## Begin LISTING
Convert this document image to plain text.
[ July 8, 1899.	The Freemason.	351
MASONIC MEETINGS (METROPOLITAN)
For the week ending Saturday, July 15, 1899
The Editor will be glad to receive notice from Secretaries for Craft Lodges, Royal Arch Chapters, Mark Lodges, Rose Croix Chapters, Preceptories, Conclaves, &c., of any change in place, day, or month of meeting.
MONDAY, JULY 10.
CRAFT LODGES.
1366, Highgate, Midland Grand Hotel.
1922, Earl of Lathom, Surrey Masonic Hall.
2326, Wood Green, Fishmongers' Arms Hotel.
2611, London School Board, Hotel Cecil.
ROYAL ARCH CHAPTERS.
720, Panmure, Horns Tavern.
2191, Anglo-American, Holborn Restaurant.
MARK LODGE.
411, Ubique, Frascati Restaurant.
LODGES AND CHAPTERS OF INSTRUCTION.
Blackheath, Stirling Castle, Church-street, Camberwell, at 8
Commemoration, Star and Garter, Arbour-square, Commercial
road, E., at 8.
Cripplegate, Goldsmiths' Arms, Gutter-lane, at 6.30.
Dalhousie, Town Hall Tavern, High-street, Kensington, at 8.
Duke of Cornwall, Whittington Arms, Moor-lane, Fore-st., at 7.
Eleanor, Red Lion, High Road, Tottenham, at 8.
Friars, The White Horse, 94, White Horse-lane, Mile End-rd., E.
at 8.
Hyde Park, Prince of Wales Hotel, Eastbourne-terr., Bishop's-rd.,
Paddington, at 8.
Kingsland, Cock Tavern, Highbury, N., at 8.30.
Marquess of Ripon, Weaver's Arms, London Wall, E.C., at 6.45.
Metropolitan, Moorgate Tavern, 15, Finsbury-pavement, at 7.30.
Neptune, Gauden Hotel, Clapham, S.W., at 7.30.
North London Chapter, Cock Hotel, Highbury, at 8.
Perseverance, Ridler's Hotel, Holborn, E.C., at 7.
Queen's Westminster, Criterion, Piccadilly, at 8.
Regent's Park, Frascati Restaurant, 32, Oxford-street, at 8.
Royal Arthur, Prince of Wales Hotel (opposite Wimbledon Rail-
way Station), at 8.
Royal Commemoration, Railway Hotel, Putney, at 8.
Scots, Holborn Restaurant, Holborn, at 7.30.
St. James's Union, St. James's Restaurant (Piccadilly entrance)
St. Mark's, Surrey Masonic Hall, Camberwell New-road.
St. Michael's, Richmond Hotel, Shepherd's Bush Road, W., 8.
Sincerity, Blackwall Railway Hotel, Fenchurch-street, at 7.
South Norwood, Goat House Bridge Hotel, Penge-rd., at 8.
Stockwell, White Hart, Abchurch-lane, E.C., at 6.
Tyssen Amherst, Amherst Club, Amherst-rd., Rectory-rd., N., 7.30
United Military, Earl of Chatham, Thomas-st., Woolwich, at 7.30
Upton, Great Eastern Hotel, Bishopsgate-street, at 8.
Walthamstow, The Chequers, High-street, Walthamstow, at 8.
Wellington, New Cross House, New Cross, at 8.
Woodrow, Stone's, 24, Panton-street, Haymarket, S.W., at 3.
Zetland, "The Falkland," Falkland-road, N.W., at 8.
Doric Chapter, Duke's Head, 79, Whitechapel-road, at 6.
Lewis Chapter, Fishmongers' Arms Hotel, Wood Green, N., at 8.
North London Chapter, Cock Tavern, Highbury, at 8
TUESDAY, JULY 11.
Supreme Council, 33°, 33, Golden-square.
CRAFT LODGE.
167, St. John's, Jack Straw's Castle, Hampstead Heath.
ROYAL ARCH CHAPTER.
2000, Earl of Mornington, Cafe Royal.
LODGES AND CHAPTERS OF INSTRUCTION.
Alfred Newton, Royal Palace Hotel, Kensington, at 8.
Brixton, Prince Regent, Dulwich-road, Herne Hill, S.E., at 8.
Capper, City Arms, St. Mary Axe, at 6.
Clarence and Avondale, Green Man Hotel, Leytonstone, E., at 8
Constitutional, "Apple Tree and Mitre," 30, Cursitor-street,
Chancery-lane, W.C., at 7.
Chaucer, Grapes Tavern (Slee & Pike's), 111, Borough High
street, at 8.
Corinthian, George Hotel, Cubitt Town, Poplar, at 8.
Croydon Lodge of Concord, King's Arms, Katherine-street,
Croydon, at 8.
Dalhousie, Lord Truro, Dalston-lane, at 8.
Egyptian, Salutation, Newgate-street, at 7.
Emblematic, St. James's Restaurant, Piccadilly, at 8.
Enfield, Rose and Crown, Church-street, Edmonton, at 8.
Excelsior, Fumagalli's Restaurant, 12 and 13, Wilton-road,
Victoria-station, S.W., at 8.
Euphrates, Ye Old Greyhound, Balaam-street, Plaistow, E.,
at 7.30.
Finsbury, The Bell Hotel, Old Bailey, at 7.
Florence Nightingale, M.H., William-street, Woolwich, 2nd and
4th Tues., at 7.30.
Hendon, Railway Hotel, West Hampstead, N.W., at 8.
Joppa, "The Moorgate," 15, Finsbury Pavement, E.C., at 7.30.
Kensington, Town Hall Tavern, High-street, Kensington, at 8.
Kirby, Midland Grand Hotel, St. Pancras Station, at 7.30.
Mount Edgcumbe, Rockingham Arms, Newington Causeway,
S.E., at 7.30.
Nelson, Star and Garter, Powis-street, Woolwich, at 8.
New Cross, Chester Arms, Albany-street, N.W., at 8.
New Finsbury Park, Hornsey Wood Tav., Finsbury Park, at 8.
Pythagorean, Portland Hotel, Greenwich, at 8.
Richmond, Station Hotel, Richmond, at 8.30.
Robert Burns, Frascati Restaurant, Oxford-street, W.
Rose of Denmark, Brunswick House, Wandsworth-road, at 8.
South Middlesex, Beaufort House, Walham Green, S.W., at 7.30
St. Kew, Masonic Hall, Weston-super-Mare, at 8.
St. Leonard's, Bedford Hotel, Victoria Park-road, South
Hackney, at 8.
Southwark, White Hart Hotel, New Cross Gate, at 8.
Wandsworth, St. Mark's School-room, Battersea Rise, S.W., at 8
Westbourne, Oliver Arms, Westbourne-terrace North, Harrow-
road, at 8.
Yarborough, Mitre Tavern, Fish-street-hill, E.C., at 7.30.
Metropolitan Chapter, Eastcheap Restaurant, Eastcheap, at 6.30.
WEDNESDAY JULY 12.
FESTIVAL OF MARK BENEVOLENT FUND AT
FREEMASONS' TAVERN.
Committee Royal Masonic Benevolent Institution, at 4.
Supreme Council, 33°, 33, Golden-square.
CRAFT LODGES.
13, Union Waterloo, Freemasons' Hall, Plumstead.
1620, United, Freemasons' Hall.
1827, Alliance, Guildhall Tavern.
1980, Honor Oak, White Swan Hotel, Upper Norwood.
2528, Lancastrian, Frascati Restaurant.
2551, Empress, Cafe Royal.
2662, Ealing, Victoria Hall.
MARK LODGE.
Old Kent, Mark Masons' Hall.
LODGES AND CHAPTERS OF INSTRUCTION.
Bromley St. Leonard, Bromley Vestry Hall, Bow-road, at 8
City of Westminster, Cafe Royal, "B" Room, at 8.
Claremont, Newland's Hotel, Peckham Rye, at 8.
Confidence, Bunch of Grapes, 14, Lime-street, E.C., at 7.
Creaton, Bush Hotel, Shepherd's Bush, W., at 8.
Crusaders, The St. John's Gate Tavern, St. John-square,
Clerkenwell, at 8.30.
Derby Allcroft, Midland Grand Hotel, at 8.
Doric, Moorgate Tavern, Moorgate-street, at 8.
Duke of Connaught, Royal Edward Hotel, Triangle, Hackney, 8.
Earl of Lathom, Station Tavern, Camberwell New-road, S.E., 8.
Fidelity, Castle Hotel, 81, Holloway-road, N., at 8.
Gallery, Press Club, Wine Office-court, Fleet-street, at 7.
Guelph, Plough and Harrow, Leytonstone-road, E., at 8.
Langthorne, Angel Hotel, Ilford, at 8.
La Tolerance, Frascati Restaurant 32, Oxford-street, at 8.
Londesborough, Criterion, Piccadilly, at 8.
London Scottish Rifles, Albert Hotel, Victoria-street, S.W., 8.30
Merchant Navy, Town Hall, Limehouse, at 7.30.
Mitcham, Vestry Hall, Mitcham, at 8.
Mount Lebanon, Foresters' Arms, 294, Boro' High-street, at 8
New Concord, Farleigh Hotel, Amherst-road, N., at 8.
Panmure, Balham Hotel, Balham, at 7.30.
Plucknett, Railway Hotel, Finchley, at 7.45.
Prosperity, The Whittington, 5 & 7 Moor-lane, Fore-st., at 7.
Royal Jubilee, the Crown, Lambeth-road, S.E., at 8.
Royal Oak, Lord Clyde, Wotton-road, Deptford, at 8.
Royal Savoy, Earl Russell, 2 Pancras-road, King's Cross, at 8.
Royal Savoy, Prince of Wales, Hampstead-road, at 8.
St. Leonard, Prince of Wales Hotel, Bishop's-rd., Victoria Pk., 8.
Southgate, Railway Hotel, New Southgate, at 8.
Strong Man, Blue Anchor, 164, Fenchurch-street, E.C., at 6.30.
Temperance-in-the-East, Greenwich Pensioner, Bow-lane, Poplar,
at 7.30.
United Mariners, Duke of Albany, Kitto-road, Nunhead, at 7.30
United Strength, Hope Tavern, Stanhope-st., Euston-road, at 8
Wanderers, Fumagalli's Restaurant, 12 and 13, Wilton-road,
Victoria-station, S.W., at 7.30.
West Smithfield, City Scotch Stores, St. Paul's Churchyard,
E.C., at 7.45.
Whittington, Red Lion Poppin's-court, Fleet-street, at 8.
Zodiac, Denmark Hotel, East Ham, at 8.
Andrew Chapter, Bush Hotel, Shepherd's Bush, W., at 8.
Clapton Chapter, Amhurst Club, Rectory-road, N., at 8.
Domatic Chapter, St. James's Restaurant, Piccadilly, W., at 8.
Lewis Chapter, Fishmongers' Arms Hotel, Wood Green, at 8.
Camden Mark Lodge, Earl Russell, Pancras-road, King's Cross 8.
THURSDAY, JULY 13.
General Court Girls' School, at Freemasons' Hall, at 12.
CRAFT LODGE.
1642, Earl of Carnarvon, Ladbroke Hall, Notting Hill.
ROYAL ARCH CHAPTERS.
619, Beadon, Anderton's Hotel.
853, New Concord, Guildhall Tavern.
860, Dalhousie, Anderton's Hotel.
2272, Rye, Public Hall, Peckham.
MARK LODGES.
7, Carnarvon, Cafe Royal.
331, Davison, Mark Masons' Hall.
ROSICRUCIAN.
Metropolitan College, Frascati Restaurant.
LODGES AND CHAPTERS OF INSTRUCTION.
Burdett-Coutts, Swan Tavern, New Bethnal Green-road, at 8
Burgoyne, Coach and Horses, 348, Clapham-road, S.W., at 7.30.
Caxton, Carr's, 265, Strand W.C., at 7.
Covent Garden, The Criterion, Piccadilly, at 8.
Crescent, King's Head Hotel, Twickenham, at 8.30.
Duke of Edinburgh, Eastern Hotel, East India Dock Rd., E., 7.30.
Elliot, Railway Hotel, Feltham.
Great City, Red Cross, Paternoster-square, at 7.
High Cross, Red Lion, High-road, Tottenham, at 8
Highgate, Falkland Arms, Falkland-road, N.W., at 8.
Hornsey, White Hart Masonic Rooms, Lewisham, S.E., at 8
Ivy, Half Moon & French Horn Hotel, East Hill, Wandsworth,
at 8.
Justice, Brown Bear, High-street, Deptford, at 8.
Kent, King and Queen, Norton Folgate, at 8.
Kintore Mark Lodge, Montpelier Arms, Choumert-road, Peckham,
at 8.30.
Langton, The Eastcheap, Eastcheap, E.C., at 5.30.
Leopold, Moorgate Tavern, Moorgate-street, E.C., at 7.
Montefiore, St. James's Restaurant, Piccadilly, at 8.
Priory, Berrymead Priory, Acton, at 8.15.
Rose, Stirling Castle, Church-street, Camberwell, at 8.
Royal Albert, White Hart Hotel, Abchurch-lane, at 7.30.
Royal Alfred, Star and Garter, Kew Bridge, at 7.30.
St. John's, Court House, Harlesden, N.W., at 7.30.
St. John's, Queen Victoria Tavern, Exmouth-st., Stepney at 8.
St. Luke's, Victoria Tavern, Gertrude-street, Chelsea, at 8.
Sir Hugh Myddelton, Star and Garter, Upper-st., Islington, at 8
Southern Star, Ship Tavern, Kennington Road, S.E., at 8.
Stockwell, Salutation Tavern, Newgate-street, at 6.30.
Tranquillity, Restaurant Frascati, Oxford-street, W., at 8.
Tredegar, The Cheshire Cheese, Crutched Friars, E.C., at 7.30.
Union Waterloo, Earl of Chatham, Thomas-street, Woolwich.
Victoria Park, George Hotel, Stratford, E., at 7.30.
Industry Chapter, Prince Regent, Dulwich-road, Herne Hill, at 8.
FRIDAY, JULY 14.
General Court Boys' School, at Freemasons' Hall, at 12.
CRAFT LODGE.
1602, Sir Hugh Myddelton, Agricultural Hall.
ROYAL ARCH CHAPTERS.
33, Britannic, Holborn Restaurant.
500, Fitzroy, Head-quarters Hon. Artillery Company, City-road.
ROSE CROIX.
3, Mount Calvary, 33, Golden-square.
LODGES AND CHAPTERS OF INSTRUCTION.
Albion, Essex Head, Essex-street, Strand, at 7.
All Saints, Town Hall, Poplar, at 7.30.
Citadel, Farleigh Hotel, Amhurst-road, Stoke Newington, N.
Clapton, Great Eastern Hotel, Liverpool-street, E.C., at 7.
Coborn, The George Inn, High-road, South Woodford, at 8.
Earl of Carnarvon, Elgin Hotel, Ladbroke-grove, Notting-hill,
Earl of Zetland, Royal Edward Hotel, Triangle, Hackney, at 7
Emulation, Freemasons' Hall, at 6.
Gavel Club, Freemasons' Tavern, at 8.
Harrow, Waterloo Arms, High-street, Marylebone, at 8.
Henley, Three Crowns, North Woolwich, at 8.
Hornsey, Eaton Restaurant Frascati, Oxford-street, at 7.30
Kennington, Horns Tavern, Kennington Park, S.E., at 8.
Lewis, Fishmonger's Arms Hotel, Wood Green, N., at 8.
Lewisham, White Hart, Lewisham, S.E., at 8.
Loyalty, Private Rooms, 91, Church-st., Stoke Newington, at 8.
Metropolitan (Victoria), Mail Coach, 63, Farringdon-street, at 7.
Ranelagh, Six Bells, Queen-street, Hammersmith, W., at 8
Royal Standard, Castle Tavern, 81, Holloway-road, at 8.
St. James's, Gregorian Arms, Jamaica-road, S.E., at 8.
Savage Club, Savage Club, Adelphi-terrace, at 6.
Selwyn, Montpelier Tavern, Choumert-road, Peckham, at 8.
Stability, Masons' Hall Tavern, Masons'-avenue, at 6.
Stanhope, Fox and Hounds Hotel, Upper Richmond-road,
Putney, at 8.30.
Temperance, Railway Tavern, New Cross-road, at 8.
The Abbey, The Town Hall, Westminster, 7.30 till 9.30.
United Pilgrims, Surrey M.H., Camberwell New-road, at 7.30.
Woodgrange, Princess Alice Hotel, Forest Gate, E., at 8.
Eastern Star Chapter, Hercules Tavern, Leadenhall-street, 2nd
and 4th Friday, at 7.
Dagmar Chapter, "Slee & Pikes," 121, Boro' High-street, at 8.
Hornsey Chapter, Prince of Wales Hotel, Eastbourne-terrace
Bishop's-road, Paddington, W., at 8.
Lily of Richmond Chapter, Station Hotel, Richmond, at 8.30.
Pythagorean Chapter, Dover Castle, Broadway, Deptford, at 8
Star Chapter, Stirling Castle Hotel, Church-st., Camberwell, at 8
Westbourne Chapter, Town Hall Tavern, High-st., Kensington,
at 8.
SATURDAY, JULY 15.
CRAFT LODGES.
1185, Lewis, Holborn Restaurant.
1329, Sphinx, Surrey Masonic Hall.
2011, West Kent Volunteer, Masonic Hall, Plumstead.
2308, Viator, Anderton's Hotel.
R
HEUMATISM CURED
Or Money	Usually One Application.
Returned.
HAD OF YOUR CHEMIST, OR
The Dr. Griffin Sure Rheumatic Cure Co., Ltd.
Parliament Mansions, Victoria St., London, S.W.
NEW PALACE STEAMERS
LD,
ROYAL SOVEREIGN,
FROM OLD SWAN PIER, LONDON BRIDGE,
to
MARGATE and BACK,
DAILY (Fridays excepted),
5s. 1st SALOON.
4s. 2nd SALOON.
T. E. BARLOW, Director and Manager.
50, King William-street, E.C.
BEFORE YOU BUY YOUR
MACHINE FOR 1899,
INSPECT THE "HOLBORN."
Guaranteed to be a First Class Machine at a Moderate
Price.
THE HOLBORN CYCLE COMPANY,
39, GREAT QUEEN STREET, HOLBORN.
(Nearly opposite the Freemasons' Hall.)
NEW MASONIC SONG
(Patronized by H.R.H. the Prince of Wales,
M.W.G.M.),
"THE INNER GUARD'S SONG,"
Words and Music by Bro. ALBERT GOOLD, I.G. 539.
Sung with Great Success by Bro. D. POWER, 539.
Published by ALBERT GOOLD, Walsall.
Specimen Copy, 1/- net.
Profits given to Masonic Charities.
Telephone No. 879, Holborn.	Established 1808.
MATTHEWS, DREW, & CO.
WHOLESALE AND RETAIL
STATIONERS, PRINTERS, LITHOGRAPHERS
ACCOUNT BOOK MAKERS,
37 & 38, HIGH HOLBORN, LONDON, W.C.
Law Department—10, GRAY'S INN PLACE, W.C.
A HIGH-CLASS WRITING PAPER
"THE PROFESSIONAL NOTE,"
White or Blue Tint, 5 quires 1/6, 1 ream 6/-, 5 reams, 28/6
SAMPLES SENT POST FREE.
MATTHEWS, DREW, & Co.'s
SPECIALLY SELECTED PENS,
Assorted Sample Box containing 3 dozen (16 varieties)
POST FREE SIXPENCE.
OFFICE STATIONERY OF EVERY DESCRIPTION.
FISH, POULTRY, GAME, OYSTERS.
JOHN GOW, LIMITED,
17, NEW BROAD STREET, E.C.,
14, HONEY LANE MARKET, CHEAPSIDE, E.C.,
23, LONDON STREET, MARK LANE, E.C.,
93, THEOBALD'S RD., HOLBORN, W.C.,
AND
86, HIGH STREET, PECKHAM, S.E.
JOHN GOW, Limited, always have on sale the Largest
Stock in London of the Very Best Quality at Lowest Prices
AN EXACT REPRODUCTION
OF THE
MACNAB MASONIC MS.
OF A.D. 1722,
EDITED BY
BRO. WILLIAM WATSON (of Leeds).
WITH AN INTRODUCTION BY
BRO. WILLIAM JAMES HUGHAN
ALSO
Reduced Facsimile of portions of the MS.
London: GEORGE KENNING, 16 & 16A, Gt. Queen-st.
## End LISTING
Using the records above, copy each line that contains "United".

United Military, Earl of Chatham, Thomas-st., Woolwich, at 7.30
1620, United, Freemasons' Hall.
United Mariners, Duke of Albany, Kitto-road, Nunhead, at 7.30
United Strength, Hope Tavern, Stanhope-st., Euston-road, at 8
United Pilgrims, Surrey M.H., Camberwell New-road, at 7.30.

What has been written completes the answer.